Extracted data entries
● ● ● ● ● ● ●

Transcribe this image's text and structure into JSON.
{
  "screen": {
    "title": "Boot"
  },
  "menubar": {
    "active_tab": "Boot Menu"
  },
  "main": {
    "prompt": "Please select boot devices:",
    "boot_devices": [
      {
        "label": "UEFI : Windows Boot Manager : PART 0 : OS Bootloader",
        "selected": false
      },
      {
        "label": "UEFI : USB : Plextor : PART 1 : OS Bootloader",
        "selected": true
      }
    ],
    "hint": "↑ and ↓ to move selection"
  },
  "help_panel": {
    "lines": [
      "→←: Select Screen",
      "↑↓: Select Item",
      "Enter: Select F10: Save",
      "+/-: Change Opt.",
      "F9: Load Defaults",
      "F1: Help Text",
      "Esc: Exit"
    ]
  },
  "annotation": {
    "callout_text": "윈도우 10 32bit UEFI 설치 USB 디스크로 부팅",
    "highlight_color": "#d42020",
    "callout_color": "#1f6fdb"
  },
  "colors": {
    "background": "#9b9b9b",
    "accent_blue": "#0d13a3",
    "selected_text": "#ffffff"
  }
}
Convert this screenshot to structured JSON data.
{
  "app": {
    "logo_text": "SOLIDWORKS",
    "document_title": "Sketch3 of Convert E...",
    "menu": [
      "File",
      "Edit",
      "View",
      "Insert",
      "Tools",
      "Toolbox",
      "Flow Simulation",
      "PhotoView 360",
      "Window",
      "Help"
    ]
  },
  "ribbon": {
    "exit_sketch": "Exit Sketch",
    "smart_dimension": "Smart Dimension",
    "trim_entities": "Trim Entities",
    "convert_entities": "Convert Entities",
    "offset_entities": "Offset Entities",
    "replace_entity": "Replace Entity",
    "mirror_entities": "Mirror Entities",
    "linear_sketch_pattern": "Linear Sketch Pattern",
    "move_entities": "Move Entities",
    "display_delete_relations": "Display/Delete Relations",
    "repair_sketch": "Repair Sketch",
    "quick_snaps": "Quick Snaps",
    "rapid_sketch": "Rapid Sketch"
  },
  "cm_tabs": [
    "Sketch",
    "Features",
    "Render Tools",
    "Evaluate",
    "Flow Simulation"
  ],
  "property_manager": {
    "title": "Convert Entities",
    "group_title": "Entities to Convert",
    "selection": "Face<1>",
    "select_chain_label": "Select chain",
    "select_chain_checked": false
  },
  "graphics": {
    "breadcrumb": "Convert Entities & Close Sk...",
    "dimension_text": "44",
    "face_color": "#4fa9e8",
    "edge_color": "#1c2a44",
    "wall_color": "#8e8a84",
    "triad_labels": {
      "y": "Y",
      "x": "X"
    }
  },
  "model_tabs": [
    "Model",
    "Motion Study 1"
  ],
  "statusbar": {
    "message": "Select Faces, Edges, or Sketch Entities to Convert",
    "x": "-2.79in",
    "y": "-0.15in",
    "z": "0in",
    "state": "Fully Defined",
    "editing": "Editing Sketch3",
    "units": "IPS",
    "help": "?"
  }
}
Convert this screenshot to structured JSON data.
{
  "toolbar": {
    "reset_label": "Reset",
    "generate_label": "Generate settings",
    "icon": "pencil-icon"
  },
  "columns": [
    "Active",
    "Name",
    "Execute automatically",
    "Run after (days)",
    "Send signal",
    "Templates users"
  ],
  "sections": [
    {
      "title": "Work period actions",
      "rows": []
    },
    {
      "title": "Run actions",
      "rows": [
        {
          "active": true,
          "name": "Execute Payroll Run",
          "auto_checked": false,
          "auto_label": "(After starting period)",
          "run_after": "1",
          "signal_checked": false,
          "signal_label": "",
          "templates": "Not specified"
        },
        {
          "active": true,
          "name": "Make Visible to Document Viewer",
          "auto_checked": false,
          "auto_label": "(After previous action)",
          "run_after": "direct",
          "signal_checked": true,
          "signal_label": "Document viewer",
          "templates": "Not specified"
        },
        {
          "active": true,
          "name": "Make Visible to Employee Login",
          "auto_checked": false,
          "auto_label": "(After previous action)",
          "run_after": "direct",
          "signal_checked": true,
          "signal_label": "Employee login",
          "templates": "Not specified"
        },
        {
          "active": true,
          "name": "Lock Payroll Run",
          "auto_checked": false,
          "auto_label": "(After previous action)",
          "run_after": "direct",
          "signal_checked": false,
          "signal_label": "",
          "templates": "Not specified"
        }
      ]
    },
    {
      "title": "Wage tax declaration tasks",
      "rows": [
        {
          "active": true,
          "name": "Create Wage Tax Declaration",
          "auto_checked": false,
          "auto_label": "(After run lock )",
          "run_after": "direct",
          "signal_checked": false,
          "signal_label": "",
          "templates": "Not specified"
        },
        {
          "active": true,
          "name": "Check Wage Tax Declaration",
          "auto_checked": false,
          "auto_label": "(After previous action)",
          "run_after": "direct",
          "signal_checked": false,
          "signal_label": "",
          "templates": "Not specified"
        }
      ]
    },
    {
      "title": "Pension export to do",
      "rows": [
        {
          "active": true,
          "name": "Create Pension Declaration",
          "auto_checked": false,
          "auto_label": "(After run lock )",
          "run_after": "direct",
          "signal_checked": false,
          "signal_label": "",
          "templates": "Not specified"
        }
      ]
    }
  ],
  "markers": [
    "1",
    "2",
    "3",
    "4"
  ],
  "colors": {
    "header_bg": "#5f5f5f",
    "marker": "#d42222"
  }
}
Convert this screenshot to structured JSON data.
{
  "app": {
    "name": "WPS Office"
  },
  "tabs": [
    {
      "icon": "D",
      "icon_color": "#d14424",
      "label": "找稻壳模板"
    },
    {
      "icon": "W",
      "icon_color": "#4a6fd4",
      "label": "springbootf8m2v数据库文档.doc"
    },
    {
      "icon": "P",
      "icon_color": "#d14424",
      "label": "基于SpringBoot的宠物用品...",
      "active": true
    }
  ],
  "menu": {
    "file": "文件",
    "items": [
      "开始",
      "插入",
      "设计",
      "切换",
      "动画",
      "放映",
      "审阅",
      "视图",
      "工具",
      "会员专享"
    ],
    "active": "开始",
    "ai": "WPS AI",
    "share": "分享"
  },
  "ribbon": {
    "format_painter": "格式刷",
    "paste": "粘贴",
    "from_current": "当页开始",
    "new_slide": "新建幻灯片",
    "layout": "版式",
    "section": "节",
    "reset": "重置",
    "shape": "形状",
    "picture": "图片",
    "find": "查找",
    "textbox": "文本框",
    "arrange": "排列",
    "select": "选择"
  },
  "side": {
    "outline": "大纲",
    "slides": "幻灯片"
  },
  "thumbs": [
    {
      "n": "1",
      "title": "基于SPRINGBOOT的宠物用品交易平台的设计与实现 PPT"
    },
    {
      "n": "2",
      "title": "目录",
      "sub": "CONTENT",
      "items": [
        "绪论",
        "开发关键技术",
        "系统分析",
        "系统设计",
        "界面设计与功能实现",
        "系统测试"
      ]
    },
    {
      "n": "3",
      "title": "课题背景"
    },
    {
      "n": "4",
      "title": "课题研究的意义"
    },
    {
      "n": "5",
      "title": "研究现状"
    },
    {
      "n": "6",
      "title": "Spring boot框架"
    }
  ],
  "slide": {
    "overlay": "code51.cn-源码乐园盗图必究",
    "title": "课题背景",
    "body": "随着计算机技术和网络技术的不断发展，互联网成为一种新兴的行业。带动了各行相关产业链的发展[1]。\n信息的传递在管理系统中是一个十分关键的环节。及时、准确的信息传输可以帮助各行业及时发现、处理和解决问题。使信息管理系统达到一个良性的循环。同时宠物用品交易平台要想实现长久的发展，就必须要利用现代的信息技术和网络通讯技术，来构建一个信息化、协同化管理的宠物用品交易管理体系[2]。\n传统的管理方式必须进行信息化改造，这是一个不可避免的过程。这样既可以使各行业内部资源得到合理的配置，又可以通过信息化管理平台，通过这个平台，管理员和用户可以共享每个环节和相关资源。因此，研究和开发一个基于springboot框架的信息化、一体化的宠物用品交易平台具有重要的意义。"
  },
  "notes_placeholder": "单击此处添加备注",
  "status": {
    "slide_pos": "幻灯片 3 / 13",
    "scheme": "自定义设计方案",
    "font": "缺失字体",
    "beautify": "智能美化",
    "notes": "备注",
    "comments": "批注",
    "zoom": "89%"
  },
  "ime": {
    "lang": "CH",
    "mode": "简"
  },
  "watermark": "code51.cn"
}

● ● ● ● ● ● ●

Problem statement: Return all lines of the material above in which the word "selection" occurs.

Response for this exercise:
    "hint": "↑ and ↓ to move selection"
    "selection": "Face<1>",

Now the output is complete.